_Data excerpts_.
━━━━━━━━━━
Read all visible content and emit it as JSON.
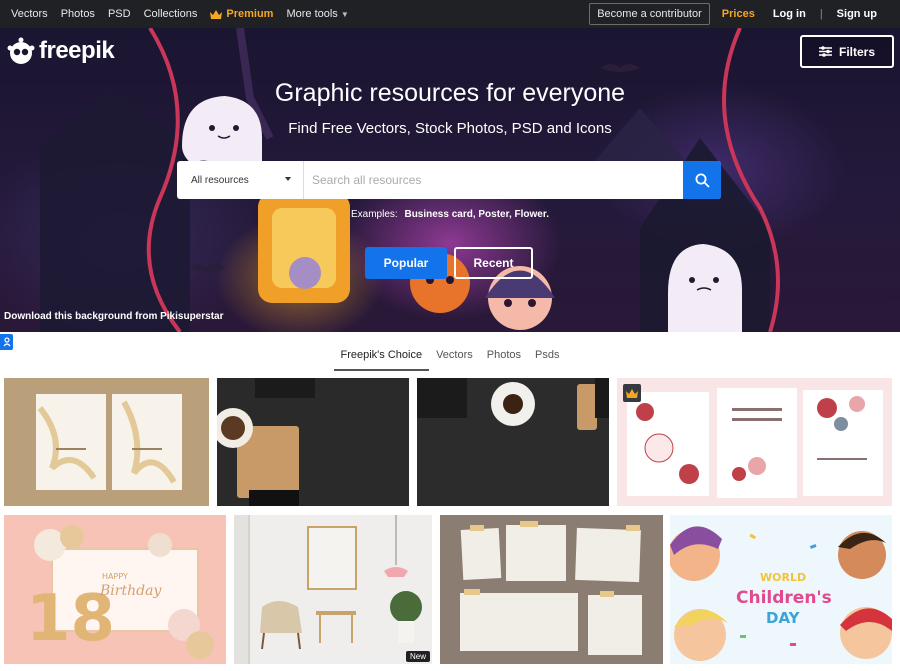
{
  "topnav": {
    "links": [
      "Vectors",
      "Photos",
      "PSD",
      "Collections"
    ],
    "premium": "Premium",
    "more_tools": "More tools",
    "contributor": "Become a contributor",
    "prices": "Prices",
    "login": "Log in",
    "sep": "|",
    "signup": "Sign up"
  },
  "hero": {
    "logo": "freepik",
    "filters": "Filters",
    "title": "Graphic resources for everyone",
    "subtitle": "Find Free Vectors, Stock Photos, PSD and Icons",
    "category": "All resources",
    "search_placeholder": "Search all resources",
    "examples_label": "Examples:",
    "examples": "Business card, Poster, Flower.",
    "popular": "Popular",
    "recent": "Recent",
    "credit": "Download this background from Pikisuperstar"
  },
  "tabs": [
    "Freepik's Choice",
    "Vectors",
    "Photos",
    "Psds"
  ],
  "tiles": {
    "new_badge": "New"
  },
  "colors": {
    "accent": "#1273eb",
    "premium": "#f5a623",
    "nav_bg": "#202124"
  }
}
━━━━━━━━━━
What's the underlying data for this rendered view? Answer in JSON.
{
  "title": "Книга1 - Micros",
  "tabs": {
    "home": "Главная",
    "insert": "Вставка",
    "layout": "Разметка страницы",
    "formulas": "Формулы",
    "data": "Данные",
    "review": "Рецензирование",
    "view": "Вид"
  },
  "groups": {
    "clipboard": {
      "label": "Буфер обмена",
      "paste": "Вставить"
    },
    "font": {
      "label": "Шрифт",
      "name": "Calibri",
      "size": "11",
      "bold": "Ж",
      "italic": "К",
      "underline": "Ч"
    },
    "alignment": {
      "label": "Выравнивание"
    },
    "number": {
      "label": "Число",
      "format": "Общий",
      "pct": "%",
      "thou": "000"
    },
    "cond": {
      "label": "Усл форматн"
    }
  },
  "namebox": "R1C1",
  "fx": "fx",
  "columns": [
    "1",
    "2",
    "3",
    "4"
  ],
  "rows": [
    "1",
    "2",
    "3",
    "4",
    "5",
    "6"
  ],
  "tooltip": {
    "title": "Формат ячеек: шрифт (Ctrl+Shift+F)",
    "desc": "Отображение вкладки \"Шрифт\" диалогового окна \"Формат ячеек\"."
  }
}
━━━━━━━━━━
_Task goal_.
For each line of the listing that holds the word "resources", show that line.

_Final answer_.
    "title": "Graphic resources for everyone",
    "category": "All resources",
    "search_placeholder": "Search all resources",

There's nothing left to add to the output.